» **Task requirements**:
Search the data for the word "project". Reproduce every line where it is found.
* start Data *
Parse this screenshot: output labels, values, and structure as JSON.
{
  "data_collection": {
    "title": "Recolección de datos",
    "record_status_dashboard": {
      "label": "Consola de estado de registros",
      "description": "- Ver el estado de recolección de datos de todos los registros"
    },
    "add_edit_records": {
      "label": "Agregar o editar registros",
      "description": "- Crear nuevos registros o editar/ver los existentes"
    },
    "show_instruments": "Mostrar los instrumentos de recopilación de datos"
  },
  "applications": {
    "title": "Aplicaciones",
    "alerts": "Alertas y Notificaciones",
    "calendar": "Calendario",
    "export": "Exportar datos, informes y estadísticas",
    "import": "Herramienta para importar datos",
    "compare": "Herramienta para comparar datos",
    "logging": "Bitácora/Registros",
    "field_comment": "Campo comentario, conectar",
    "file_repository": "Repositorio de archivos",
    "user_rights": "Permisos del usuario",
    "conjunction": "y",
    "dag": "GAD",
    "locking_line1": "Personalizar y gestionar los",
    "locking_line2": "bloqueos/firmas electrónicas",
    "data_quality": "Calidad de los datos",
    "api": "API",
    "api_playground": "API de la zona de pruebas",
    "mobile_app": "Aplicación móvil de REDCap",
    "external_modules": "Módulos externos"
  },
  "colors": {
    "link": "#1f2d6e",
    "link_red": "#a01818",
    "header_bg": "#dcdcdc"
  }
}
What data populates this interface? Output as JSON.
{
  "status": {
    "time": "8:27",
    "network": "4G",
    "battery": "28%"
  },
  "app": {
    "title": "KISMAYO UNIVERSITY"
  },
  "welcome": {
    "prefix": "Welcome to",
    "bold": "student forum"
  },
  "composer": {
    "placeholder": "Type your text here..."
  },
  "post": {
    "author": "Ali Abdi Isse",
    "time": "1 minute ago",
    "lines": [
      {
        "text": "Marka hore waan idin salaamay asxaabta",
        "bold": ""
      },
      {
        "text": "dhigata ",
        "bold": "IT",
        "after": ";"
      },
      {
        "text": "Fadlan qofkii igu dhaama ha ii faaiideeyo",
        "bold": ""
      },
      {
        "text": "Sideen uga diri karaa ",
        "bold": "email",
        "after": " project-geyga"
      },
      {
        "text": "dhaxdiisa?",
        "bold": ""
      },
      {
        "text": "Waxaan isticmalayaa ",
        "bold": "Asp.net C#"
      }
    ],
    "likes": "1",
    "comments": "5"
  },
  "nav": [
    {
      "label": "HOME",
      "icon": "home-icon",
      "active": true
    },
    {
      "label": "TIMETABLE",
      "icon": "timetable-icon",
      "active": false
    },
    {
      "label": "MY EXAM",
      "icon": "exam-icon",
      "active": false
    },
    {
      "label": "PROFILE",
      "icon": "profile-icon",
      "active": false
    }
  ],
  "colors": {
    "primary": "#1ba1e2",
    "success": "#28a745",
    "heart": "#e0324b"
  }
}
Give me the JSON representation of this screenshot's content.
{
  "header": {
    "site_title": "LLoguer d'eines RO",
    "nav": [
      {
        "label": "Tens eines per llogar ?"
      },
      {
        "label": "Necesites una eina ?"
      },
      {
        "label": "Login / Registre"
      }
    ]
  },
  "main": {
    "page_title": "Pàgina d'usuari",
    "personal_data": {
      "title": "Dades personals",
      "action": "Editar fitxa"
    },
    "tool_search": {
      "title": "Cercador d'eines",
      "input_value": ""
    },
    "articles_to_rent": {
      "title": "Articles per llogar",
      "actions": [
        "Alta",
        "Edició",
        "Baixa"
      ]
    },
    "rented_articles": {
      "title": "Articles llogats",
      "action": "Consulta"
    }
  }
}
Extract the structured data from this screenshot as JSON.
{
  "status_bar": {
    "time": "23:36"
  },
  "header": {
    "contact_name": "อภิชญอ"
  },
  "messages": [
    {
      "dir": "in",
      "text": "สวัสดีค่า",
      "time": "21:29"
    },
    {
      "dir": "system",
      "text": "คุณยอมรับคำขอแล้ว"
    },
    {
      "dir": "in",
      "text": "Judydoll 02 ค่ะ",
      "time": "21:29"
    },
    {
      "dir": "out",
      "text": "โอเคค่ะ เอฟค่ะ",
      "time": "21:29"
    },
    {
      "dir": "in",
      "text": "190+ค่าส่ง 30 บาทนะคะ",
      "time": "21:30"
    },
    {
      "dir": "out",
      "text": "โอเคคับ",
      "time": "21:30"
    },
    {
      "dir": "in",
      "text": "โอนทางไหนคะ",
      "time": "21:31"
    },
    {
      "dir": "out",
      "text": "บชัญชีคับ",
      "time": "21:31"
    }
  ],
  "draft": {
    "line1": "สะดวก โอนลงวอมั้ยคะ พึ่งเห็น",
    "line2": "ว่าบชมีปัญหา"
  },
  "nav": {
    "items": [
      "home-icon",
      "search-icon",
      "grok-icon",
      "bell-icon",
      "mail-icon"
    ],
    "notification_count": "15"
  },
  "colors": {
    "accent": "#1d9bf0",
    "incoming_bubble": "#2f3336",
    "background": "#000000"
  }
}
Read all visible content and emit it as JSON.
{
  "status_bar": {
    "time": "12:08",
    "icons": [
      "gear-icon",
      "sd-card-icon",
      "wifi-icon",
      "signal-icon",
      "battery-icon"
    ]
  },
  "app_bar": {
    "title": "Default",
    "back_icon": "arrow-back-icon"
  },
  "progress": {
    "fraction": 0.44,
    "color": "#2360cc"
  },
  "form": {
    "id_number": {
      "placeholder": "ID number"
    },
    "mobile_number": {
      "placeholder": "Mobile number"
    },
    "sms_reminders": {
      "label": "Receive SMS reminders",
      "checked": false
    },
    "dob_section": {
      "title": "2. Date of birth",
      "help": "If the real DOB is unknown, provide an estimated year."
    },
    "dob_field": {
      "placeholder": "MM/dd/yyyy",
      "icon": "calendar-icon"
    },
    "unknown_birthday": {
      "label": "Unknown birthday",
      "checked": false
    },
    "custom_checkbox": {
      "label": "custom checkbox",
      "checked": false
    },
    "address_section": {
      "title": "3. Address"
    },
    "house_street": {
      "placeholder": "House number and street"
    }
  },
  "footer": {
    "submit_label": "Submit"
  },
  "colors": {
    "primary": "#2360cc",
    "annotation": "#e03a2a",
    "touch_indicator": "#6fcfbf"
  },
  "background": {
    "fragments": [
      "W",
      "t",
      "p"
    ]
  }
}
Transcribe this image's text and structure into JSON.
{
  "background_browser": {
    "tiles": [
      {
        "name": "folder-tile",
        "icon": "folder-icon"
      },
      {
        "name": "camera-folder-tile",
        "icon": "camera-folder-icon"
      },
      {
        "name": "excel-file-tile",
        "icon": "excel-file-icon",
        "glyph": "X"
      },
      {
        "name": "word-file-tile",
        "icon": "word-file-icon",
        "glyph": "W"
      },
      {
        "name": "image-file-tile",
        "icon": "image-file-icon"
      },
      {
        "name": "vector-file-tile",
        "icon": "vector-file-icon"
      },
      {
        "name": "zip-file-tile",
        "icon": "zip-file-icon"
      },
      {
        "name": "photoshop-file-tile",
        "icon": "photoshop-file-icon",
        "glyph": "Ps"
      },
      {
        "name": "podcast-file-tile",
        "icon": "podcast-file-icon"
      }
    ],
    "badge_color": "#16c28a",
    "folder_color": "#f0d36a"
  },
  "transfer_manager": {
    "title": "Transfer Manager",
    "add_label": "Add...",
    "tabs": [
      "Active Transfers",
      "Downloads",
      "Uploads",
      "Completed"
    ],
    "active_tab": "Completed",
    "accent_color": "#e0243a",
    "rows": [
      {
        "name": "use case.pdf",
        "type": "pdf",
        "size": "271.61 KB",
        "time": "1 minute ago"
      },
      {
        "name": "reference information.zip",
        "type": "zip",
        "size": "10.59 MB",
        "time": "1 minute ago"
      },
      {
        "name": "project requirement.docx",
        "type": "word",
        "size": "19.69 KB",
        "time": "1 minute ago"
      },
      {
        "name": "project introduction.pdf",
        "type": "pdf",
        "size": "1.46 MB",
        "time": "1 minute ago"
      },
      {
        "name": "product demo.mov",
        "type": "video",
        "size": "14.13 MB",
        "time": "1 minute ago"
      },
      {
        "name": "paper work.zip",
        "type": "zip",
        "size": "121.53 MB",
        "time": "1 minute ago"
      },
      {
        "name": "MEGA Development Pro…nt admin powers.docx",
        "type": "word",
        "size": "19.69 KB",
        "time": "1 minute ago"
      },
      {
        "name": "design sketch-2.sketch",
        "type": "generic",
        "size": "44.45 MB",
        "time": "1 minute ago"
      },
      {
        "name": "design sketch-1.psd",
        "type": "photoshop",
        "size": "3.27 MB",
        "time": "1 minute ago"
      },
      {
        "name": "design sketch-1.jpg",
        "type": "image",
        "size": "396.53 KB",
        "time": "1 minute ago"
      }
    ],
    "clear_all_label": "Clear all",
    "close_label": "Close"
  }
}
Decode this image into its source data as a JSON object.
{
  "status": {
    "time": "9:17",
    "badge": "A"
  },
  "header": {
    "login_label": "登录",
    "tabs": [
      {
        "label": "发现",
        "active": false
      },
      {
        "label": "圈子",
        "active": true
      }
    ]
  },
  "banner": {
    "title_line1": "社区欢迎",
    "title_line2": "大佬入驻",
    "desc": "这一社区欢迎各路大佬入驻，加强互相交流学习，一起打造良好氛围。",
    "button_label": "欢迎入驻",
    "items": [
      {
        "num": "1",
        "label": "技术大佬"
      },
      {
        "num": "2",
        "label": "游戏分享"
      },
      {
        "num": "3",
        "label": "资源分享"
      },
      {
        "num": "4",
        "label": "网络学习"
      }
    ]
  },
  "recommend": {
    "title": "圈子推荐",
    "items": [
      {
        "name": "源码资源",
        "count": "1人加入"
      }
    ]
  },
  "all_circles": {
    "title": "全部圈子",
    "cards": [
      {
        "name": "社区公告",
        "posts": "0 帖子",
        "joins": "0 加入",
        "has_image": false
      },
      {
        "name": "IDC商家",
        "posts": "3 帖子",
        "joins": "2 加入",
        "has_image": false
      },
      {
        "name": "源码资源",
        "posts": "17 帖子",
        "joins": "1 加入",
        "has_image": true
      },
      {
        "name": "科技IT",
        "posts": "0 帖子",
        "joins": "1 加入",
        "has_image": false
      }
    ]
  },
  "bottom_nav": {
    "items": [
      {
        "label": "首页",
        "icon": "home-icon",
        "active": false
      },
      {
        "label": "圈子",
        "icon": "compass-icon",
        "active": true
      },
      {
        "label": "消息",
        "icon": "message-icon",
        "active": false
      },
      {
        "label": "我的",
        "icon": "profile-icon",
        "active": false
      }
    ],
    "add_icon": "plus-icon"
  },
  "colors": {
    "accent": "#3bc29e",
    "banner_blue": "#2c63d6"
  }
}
* end Data *
» **Answer to this problem**:
        "after": " project-geyga"
        "name": "project requirement.docx",
        "name": "project introduction.pdf",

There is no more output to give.